Begin MATERIAL SUPPLIED
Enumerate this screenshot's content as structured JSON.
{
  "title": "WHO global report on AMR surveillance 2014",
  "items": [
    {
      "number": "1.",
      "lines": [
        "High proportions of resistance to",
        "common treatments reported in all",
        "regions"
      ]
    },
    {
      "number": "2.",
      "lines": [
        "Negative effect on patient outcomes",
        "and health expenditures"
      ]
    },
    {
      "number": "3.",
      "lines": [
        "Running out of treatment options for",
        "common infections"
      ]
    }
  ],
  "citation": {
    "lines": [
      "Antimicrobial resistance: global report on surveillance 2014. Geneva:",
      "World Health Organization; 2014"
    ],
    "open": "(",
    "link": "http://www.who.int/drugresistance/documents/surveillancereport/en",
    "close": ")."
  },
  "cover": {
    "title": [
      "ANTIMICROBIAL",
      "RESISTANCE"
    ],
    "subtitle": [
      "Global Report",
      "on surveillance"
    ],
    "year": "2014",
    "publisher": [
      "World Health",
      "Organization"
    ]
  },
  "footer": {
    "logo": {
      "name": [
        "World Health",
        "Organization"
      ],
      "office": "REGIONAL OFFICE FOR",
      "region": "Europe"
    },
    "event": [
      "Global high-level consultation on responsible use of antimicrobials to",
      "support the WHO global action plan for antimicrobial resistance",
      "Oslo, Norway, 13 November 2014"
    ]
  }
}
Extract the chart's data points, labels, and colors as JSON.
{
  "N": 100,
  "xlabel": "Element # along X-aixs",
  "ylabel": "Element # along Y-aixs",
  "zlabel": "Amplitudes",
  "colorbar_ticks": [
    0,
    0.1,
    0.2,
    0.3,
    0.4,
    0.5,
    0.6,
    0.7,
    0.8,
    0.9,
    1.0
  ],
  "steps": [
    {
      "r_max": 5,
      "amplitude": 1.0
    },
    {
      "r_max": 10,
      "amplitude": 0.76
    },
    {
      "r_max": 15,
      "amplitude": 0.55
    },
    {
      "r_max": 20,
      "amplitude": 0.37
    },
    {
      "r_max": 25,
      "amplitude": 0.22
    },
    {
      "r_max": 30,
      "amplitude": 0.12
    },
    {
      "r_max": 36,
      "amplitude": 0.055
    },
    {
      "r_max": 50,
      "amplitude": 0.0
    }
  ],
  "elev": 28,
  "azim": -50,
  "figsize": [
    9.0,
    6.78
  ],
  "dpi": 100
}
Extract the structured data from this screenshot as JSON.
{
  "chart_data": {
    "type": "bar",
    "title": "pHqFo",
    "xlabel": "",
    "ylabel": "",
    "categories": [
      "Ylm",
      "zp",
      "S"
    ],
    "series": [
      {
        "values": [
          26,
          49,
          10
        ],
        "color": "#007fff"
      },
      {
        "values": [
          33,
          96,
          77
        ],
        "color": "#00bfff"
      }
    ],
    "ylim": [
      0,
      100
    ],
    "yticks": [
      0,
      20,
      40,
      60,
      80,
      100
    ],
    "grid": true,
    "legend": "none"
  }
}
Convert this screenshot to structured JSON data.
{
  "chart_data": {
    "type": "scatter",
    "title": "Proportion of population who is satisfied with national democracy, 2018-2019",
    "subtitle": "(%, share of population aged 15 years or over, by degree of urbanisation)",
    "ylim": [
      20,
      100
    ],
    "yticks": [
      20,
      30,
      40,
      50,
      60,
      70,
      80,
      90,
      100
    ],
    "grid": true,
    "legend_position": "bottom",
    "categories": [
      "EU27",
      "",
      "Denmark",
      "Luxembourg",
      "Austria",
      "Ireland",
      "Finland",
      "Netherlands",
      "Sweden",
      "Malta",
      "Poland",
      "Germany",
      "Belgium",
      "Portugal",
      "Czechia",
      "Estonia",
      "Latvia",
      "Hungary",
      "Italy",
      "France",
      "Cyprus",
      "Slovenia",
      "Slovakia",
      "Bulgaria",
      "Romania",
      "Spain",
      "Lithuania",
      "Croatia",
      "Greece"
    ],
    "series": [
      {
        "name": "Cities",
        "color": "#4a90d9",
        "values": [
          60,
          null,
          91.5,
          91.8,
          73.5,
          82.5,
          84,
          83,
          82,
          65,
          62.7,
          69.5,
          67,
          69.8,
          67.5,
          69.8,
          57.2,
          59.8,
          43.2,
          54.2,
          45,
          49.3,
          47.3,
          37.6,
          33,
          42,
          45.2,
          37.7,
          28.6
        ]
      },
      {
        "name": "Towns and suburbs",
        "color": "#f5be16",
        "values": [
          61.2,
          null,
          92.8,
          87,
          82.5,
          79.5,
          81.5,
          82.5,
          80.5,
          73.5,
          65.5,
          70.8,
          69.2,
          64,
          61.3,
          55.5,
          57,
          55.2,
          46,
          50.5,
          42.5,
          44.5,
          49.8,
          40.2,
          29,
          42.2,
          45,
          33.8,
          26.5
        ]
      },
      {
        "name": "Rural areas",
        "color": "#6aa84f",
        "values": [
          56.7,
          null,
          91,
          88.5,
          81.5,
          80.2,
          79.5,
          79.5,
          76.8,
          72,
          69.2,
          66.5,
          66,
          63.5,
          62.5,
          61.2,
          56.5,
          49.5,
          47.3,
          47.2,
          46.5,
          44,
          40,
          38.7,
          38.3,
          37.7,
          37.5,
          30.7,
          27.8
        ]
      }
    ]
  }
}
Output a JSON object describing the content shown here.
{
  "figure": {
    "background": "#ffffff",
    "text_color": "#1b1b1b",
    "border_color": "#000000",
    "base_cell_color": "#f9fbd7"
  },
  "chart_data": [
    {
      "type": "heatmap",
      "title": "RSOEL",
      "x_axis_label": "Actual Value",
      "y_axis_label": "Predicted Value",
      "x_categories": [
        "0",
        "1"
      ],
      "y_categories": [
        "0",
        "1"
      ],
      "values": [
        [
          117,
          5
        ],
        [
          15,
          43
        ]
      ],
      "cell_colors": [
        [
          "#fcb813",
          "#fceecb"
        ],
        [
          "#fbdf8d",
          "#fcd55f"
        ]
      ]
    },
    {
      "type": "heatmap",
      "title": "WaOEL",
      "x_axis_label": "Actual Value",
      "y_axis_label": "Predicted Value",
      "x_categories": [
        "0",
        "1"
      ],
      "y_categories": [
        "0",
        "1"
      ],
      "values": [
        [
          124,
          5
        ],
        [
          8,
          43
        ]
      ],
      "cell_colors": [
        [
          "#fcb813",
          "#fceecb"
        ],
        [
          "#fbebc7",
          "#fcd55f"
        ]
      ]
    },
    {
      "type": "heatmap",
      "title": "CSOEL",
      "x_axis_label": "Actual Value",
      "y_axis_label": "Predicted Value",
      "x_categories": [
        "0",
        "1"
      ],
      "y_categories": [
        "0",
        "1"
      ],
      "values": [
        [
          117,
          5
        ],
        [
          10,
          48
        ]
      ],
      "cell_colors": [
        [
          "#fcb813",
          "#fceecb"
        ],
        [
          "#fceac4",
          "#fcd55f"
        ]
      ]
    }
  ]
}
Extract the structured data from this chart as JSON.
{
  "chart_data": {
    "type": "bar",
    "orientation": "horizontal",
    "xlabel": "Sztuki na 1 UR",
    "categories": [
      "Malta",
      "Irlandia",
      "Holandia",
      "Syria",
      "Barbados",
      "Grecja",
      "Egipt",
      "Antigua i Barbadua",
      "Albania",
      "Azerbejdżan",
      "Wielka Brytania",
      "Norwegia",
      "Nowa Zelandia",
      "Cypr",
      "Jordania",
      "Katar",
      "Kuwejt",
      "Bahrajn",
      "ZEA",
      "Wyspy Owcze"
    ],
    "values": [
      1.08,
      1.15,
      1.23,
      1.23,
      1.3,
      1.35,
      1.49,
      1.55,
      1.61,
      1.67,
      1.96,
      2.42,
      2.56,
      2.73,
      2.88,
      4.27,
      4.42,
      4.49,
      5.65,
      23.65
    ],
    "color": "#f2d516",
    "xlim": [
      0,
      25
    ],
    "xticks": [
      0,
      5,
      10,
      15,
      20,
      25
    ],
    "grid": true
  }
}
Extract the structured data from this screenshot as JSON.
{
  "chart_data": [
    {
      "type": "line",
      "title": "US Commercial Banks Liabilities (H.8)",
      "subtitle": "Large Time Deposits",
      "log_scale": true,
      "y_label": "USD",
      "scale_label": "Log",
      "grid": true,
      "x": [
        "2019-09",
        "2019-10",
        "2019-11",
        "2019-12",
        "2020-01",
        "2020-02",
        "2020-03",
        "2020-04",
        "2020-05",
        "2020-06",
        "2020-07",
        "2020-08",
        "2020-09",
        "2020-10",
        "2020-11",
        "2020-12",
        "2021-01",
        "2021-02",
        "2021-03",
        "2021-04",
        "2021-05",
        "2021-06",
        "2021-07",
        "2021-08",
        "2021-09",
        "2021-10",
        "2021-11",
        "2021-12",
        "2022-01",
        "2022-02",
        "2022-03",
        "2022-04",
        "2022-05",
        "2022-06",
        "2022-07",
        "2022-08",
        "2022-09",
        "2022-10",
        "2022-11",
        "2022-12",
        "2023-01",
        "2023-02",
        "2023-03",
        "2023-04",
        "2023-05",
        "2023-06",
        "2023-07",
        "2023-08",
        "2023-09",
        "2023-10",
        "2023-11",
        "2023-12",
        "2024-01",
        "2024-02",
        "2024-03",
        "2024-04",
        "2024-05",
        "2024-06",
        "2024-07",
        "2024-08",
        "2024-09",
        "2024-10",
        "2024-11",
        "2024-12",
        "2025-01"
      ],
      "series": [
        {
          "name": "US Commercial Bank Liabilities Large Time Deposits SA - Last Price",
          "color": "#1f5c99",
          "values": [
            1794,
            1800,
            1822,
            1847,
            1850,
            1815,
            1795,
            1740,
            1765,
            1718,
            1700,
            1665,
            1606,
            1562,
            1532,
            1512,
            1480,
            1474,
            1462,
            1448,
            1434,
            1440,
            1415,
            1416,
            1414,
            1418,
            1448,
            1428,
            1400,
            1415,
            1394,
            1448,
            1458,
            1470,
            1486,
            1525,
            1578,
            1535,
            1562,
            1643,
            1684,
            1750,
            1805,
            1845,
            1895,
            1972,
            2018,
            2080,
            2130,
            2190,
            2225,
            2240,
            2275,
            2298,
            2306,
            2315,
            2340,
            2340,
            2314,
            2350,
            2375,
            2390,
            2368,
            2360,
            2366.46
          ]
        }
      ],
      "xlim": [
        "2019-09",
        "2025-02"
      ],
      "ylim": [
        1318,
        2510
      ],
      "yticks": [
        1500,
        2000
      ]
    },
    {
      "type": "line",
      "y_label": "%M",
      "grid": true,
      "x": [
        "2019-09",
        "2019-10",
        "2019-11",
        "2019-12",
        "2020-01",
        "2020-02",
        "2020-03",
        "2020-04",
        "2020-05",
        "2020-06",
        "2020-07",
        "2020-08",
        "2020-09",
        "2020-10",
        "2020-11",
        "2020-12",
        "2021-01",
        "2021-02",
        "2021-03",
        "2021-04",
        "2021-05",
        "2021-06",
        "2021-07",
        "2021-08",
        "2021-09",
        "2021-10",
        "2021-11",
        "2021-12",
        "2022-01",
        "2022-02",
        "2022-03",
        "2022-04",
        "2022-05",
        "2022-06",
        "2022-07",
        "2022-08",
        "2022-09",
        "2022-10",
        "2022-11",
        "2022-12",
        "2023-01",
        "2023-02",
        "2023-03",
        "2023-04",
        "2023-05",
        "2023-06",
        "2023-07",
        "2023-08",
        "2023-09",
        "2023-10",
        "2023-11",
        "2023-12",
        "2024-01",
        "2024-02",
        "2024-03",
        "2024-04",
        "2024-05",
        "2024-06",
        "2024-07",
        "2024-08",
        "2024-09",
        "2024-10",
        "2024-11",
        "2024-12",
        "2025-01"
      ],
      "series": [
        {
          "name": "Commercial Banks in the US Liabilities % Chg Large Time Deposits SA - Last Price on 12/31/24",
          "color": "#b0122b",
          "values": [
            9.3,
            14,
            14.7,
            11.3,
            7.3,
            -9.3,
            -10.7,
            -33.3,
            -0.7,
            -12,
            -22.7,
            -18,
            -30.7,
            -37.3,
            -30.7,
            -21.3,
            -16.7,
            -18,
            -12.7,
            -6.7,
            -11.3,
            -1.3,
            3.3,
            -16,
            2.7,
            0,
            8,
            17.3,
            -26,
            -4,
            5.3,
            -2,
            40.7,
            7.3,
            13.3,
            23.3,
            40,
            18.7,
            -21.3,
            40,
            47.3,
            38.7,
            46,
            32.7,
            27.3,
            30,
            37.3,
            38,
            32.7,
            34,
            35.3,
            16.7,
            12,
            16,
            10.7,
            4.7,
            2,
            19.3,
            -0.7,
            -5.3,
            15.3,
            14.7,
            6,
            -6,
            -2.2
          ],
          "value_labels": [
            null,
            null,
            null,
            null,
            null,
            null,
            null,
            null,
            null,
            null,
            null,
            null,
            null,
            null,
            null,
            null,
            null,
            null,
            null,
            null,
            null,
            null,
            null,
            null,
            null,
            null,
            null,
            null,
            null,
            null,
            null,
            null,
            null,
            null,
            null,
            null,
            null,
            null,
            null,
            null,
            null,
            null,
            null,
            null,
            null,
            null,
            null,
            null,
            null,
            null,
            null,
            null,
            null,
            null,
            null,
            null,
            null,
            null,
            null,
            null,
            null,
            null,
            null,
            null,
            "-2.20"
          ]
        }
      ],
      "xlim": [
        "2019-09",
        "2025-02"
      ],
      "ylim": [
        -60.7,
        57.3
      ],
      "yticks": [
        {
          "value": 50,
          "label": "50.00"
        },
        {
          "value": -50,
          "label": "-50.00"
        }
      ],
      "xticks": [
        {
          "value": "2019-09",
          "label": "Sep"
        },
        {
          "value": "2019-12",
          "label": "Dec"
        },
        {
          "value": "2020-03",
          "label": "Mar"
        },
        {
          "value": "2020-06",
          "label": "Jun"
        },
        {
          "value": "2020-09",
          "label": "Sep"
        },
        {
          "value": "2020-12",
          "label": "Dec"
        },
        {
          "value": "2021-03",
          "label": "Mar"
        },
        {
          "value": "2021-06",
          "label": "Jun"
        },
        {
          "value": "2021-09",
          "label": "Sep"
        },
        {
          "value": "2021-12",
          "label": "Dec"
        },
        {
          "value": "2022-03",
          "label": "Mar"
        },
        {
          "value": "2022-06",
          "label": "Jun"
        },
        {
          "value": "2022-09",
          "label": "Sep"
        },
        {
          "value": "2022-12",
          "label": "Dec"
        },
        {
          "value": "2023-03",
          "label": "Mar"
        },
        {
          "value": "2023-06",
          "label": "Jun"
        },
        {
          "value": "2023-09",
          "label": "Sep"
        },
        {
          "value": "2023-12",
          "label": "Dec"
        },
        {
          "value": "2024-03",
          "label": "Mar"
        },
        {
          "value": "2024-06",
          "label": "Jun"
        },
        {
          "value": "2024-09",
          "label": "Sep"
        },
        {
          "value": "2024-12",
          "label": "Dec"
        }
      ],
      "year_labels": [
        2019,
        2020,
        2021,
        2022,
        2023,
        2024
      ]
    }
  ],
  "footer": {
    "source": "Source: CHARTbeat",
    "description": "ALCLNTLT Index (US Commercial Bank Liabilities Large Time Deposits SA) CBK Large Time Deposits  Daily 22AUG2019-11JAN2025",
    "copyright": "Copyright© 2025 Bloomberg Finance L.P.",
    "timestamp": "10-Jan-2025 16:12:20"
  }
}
End MATERIAL SUPPLIED
List each line in the listing that contains the string "Banks".

#### [SOLUTION FOR THIS TASK]
      "title": "US Commercial Banks Liabilities (H.8)",
          "name": "Commercial Banks in the US Liabilities % Chg Large Time Deposits SA - Last Price on 12/31/24",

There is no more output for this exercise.